## MATERIAL TO PROCESS
## Begin
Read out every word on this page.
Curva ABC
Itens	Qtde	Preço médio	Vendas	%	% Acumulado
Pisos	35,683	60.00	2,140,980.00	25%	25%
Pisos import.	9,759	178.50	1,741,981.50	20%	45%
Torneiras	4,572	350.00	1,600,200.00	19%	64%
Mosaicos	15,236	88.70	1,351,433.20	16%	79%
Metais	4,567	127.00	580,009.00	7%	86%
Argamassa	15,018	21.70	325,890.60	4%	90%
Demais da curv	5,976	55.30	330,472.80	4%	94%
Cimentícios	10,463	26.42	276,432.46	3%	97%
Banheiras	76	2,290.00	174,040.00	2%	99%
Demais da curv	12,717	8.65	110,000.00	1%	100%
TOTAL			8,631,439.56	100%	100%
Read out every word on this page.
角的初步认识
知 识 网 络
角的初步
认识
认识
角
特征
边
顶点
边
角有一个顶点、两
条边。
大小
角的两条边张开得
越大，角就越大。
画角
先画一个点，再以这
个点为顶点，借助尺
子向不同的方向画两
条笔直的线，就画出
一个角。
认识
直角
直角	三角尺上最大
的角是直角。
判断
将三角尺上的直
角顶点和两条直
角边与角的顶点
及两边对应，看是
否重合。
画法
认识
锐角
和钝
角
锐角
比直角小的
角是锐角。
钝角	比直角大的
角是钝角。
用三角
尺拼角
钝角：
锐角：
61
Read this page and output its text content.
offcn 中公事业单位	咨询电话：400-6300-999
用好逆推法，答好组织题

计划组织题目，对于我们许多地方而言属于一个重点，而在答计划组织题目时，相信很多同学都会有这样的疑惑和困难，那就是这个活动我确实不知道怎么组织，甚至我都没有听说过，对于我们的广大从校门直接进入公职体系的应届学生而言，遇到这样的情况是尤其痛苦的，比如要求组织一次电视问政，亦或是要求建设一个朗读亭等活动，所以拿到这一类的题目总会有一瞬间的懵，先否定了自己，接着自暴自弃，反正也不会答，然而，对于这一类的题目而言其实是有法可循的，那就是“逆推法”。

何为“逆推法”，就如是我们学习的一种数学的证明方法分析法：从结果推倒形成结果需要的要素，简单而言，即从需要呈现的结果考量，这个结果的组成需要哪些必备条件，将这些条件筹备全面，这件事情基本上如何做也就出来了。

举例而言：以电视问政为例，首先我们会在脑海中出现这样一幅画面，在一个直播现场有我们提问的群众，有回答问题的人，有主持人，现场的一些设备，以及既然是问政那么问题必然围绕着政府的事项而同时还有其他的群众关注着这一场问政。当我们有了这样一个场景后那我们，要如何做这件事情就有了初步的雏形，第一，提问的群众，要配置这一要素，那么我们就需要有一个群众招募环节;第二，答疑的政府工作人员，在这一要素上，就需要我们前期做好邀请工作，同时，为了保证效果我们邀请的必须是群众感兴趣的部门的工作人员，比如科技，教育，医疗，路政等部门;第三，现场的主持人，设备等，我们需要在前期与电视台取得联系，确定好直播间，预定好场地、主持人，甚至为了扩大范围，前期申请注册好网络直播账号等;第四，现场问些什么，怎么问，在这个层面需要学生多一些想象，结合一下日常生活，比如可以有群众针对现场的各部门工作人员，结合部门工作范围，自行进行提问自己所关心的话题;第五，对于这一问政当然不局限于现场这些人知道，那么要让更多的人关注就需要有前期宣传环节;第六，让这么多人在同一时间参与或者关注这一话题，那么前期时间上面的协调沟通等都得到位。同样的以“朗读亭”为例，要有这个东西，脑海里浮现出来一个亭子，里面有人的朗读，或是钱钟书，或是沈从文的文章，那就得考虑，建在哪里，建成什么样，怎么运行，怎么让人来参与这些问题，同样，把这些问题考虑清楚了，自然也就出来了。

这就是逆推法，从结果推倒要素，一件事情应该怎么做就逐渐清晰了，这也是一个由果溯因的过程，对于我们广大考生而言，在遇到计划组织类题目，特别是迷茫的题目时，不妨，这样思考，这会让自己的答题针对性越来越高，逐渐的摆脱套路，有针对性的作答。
## End
## EXERCISE DETAILS
Extract each record, keeping it identical to the original.

## OUTPUT OF THE TASK
Read out every word on this page.
Curva ABC
Itens	Qtde	Preço médio	Vendas	%	% Acumulado
Pisos	35,683	60.00	2,140,980.00	25%	25%
Pisos import.	9,759	178.50	1,741,981.50	20%	45%
Torneiras	4,572	350.00	1,600,200.00	19%	64%
Mosaicos	15,236	88.70	1,351,433.20	16%	79%
Metais	4,567	127.00	580,009.00	7%	86%
Argamassa	15,018	21.70	325,890.60	4%	90%
Demais da curv	5,976	55.30	330,472.80	4%	94%
Cimentícios	10,463	26.42	276,432.46	3%	97%
Banheiras	76	2,290.00	174,040.00	2%	99%
Demais da curv	12,717	8.65	110,000.00	1%	100%
TOTAL			8,631,439.56	100%	100%
Read out every word on this page.
角的初步认识
知 识 网 络
角的初步
认识
认识
角
特征
边
顶点
边
角有一个顶点、两
条边。
大小
角的两条边张开得
越大，角就越大。
画角
先画一个点，再以这
个点为顶点，借助尺
子向不同的方向画两
条笔直的线，就画出
一个角。
认识
直角
直角	三角尺上最大
的角是直角。
判断
将三角尺上的直
角顶点和两条直
角边与角的顶点
及两边对应，看是
否重合。
画法
认识
锐角
和钝
角
锐角
比直角小的
角是锐角。
钝角	比直角大的
角是钝角。
用三角
尺拼角
钝角：
锐角：
61
Read this page and output its text content.
offcn 中公事业单位	咨询电话：400-6300-999
用好逆推法，答好组织题

计划组织题目，对于我们许多地方而言属于一个重点，而在答计划组织题目时，相信很多同学都会有这样的疑惑和困难，那就是这个活动我确实不知道怎么组织，甚至我都没有听说过，对于我们的广大从校门直接进入公职体系的应届学生而言，遇到这样的情况是尤其痛苦的，比如要求组织一次电视问政，亦或是要求建设一个朗读亭等活动，所以拿到这一类的题目总会有一瞬间的懵，先否定了自己，接着自暴自弃，反正也不会答，然而，对于这一类的题目而言其实是有法可循的，那就是“逆推法”。

何为“逆推法”，就如是我们学习的一种数学的证明方法分析法：从结果推倒形成结果需要的要素，简单而言，即从需要呈现的结果考量，这个结果的组成需要哪些必备条件，将这些条件筹备全面，这件事情基本上如何做也就出来了。

举例而言：以电视问政为例，首先我们会在脑海中出现这样一幅画面，在一个直播现场有我们提问的群众，有回答问题的人，有主持人，现场的一些设备，以及既然是问政那么问题必然围绕着政府的事项而同时还有其他的群众关注着这一场问政。当我们有了这样一个场景后那我们，要如何做这件事情就有了初步的雏形，第一，提问的群众，要配置这一要素，那么我们就需要有一个群众招募环节;第二，答疑的政府工作人员，在这一要素上，就需要我们前期做好邀请工作，同时，为了保证效果我们邀请的必须是群众感兴趣的部门的工作人员，比如科技，教育，医疗，路政等部门;第三，现场的主持人，设备等，我们需要在前期与电视台取得联系，确定好直播间，预定好场地、主持人，甚至为了扩大范围，前期申请注册好网络直播账号等;第四，现场问些什么，怎么问，在这个层面需要学生多一些想象，结合一下日常生活，比如可以有群众针对现场的各部门工作人员，结合部门工作范围，自行进行提问自己所关心的话题;第五，对于这一问政当然不局限于现场这些人知道，那么要让更多的人关注就需要有前期宣传环节;第六，让这么多人在同一时间参与或者关注这一话题，那么前期时间上面的协调沟通等都得到位。同样的以“朗读亭”为例，要有这个东西，脑海里浮现出来一个亭子，里面有人的朗读，或是钱钟书，或是沈从文的文章，那就得考虑，建在哪里，建成什么样，怎么运行，怎么让人来参与这些问题，同样，把这些问题考虑清楚了，自然也就出来了。

这就是逆推法，从结果推倒要素，一件事情应该怎么做就逐渐清晰了，这也是一个由果溯因的过程，对于我们广大考生而言，在遇到计划组织类题目，特别是迷茫的题目时，不妨，这样思考，这会让自己的答题针对性越来越高，逐渐的摆脱套路，有针对性的作答。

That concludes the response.